START DATA SHOWN

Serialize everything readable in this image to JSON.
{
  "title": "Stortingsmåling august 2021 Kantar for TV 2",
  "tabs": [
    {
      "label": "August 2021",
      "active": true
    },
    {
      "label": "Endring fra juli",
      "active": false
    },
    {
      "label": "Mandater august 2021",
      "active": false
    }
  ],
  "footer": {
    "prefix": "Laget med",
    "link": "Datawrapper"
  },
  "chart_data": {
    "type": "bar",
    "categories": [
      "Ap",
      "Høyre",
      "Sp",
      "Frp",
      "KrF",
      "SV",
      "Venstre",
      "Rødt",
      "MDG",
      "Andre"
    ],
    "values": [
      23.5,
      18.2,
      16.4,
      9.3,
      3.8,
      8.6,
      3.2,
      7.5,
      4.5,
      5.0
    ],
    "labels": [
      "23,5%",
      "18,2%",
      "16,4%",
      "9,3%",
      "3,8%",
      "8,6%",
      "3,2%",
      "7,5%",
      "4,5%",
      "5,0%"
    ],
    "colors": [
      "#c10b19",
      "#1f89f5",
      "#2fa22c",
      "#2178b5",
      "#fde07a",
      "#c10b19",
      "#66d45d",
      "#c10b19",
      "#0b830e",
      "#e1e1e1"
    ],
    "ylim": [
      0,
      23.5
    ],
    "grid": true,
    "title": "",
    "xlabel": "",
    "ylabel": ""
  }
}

END DATA SHOWN

WORK TO COMPLETE:
Retype the data in full and match it exactly.

CORRECT RESULT:
Serialize everything readable in this image to JSON.
{
  "title": "Stortingsmåling august 2021 Kantar for TV 2",
  "tabs": [
    {
      "label": "August 2021",
      "active": true
    },
    {
      "label": "Endring fra juli",
      "active": false
    },
    {
      "label": "Mandater august 2021",
      "active": false
    }
  ],
  "footer": {
    "prefix": "Laget med",
    "link": "Datawrapper"
  },
  "chart_data": {
    "type": "bar",
    "categories": [
      "Ap",
      "Høyre",
      "Sp",
      "Frp",
      "KrF",
      "SV",
      "Venstre",
      "Rødt",
      "MDG",
      "Andre"
    ],
    "values": [
      23.5,
      18.2,
      16.4,
      9.3,
      3.8,
      8.6,
      3.2,
      7.5,
      4.5,
      5.0
    ],
    "labels": [
      "23,5%",
      "18,2%",
      "16,4%",
      "9,3%",
      "3,8%",
      "8,6%",
      "3,2%",
      "7,5%",
      "4,5%",
      "5,0%"
    ],
    "colors": [
      "#c10b19",
      "#1f89f5",
      "#2fa22c",
      "#2178b5",
      "#fde07a",
      "#c10b19",
      "#66d45d",
      "#c10b19",
      "#0b830e",
      "#e1e1e1"
    ],
    "ylim": [
      0,
      23.5
    ],
    "grid": true,
    "title": "",
    "xlabel": "",
    "ylabel": ""
  }
}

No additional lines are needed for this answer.